• [Rows]:
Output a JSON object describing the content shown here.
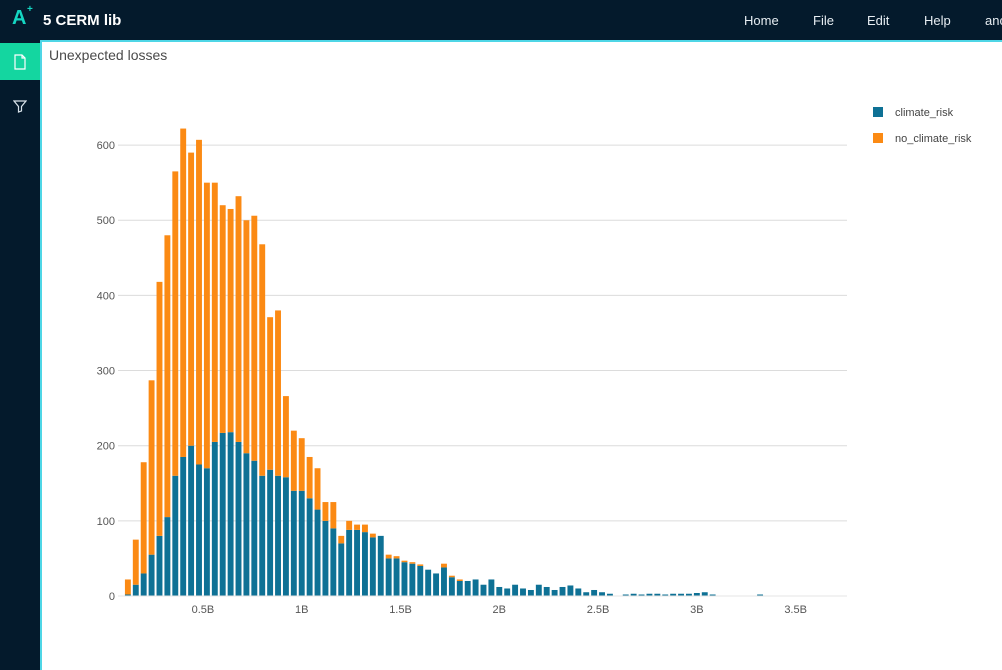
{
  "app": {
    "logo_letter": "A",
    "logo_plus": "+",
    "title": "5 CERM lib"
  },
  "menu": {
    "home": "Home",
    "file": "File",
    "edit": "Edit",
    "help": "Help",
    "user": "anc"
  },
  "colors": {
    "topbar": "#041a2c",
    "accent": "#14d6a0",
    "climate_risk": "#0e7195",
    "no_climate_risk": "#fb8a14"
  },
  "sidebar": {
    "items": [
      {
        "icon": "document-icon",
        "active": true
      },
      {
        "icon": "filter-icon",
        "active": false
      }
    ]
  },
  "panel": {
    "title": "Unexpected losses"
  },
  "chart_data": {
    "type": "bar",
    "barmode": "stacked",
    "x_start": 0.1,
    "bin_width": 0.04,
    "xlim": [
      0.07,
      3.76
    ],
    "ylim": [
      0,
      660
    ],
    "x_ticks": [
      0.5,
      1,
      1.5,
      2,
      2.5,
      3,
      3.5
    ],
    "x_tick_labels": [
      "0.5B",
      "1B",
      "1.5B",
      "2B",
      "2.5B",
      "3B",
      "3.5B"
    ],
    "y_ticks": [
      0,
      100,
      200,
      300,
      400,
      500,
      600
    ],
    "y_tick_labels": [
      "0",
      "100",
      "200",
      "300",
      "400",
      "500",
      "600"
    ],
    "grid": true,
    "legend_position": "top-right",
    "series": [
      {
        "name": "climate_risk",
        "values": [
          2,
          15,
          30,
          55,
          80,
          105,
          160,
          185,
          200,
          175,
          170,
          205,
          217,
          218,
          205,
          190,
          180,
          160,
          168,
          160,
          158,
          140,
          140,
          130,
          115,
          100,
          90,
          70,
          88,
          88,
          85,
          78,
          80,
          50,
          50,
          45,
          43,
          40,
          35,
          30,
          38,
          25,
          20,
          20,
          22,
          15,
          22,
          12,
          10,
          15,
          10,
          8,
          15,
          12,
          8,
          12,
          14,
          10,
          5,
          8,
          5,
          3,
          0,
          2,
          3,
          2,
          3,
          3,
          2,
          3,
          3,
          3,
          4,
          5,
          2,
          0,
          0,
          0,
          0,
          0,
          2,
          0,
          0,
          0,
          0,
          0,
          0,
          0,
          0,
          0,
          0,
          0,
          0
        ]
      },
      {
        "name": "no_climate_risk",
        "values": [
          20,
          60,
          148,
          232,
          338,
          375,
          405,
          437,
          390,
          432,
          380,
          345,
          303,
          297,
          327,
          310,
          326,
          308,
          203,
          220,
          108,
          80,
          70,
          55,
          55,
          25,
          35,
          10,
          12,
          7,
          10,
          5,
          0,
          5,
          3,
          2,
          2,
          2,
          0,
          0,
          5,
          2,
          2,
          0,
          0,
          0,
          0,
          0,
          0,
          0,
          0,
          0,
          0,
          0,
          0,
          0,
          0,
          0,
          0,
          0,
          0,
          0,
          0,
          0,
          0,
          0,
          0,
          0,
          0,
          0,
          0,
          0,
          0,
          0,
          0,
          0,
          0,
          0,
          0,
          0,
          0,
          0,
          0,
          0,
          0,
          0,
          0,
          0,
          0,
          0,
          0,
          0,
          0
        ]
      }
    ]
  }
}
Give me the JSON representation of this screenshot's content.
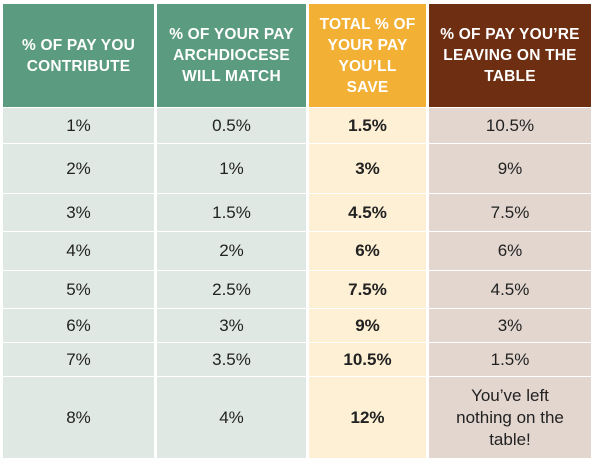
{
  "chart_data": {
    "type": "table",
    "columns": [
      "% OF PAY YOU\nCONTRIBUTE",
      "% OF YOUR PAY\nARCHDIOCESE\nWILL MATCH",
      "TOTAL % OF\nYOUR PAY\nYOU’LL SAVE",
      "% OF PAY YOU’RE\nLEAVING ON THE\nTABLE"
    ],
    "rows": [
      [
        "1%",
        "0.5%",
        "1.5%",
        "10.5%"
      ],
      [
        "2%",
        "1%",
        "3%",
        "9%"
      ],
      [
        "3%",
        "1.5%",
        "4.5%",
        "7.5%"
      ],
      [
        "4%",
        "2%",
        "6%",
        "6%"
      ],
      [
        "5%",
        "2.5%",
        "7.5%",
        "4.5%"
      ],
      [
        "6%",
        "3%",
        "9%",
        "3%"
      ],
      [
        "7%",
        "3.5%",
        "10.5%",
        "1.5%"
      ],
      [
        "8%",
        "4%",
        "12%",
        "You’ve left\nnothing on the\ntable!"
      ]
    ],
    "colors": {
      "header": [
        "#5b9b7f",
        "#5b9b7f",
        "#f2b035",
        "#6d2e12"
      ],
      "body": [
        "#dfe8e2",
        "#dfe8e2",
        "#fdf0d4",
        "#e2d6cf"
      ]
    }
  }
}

• [Your instructions]:
Reproduce every line of the material precisely, omitting its pictures.

• [Written answer]:
Output a JSON object describing the content shown here.
{
  "app": {
    "logo_letter": "A",
    "logo_plus": "+",
    "title": "5 CERM lib"
  },
  "menu": {
    "home": "Home",
    "file": "File",
    "edit": "Edit",
    "help": "Help",
    "user": "anc"
  },
  "colors": {
    "topbar": "#041a2c",
    "accent": "#14d6a0",
    "climate_risk": "#0e7195",
    "no_climate_risk": "#fb8a14"
  },
  "sidebar": {
    "items": [
      {
        "icon": "document-icon",
        "active": true
      },
      {
        "icon": "filter-icon",
        "active": false
      }
    ]
  },
  "panel": {
    "title": "Unexpected losses"
  },
  "chart_data": {
    "type": "bar",
    "barmode": "stacked",
    "x_start": 0.1,
    "bin_width": 0.04,
    "xlim": [
      0.07,
      3.76
    ],
    "ylim": [
      0,
      660
    ],
    "x_ticks": [
      0.5,
      1,
      1.5,
      2,
      2.5,
      3,
      3.5
    ],
    "x_tick_labels": [
      "0.5B",
      "1B",
      "1.5B",
      "2B",
      "2.5B",
      "3B",
      "3.5B"
    ],
    "y_ticks": [
      0,
      100,
      200,
      300,
      400,
      500,
      600
    ],
    "y_tick_labels": [
      "0",
      "100",
      "200",
      "300",
      "400",
      "500",
      "600"
    ],
    "grid": true,
    "legend_position": "top-right",
    "series": [
      {
        "name": "climate_risk",
        "values": [
          2,
          15,
          30,
          55,
          80,
          105,
          160,
          185,
          200,
          175,
          170,
          205,
          217,
          218,
          205,
          190,
          180,
          160,
          168,
          160,
          158,
          140,
          140,
          130,
          115,
          100,
          90,
          70,
          88,
          88,
          85,
          78,
          80,
          50,
          50,
          45,
          43,
          40,
          35,
          30,
          38,
          25,
          20,
          20,
          22,
          15,
          22,
          12,
          10,
          15,
          10,
          8,
          15,
          12,
          8,
          12,
          14,
          10,
          5,
          8,
          5,
          3,
          0,
          2,
          3,
          2,
          3,
          3,
          2,
          3,
          3,
          3,
          4,
          5,
          2,
          0,
          0,
          0,
          0,
          0,
          2,
          0,
          0,
          0,
          0,
          0,
          0,
          0,
          0,
          0,
          0,
          0,
          0
        ]
      },
      {
        "name": "no_climate_risk",
        "values": [
          20,
          60,
          148,
          232,
          338,
          375,
          405,
          437,
          390,
          432,
          380,
          345,
          303,
          297,
          327,
          310,
          326,
          308,
          203,
          220,
          108,
          80,
          70,
          55,
          55,
          25,
          35,
          10,
          12,
          7,
          10,
          5,
          0,
          5,
          3,
          2,
          2,
          2,
          0,
          0,
          5,
          2,
          2,
          0,
          0,
          0,
          0,
          0,
          0,
          0,
          0,
          0,
          0,
          0,
          0,
          0,
          0,
          0,
          0,
          0,
          0,
          0,
          0,
          0,
          0,
          0,
          0,
          0,
          0,
          0,
          0,
          0,
          0,
          0,
          0,
          0,
          0,
          0,
          0,
          0,
          0,
          0,
          0,
          0,
          0,
          0,
          0,
          0,
          0,
          0,
          0,
          0,
          0
        ]
      }
    ]
  }
}
Give me the JSON representation of this screenshot's content.
{
  "chart_data": {
    "type": "table",
    "columns": [
      "% OF PAY YOU\nCONTRIBUTE",
      "% OF YOUR PAY\nARCHDIOCESE\nWILL MATCH",
      "TOTAL % OF\nYOUR PAY\nYOU’LL SAVE",
      "% OF PAY YOU’RE\nLEAVING ON THE\nTABLE"
    ],
    "rows": [
      [
        "1%",
        "0.5%",
        "1.5%",
        "10.5%"
      ],
      [
        "2%",
        "1%",
        "3%",
        "9%"
      ],
      [
        "3%",
        "1.5%",
        "4.5%",
        "7.5%"
      ],
      [
        "4%",
        "2%",
        "6%",
        "6%"
      ],
      [
        "5%",
        "2.5%",
        "7.5%",
        "4.5%"
      ],
      [
        "6%",
        "3%",
        "9%",
        "3%"
      ],
      [
        "7%",
        "3.5%",
        "10.5%",
        "1.5%"
      ],
      [
        "8%",
        "4%",
        "12%",
        "You’ve left\nnothing on the\ntable!"
      ]
    ],
    "colors": {
      "header": [
        "#5b9b7f",
        "#5b9b7f",
        "#f2b035",
        "#6d2e12"
      ],
      "body": [
        "#dfe8e2",
        "#dfe8e2",
        "#fdf0d4",
        "#e2d6cf"
      ]
    }
  }
}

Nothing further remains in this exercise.